In the data below, find every line that has the string "классифицированным", and copy it.

Collected data:
## Start

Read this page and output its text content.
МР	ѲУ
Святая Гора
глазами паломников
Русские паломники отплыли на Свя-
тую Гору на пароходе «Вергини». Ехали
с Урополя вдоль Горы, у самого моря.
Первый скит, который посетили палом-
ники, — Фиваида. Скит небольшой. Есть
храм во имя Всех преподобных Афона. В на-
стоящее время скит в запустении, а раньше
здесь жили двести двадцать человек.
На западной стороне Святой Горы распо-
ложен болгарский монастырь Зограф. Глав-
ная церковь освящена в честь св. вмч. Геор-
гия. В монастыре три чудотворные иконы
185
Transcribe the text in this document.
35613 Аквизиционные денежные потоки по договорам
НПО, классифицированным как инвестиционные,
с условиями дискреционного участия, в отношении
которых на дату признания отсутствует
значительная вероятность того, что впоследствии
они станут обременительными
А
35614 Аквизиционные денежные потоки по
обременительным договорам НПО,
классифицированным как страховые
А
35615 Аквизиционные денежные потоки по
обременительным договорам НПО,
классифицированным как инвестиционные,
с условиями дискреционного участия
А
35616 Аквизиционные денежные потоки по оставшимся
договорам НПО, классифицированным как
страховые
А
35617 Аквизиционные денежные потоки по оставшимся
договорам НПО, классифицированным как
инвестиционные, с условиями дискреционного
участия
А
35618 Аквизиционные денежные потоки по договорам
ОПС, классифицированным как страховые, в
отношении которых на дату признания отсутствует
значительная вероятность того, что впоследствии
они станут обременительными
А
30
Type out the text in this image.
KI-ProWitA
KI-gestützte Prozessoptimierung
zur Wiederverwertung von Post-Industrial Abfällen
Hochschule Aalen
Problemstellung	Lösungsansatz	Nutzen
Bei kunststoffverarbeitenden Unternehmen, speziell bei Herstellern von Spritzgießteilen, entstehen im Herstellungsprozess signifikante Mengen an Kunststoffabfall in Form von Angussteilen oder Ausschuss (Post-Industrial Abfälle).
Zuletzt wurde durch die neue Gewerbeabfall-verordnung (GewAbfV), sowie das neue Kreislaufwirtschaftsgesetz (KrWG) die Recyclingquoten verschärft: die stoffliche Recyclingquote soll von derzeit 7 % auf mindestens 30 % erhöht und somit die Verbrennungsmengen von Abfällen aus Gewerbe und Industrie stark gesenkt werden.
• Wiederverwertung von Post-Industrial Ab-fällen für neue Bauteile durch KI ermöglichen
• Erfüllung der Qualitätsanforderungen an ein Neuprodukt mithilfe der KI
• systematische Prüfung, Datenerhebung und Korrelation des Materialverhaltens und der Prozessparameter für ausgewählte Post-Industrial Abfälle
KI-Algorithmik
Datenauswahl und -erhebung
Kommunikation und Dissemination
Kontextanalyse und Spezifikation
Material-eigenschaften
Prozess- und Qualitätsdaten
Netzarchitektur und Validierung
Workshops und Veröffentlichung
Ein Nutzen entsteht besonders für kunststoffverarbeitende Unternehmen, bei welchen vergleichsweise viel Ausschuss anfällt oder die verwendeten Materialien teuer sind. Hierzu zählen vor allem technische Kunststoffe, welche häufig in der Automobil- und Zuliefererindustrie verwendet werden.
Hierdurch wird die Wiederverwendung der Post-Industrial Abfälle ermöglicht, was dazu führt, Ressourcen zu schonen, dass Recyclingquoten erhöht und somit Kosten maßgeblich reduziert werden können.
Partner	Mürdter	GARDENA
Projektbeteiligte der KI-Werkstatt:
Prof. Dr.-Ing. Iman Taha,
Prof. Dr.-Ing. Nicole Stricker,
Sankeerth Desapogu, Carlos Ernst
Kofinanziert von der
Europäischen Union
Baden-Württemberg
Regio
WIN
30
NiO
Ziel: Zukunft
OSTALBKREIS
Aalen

## End

--- Solution ---
НПО, классифицированным как инвестиционные,
классифицированным как страховые
классифицированным как инвестиционные,
договорам НПО, классифицированным как
договорам НПО, классифицированным как
ОПС, классифицированным как страховые, в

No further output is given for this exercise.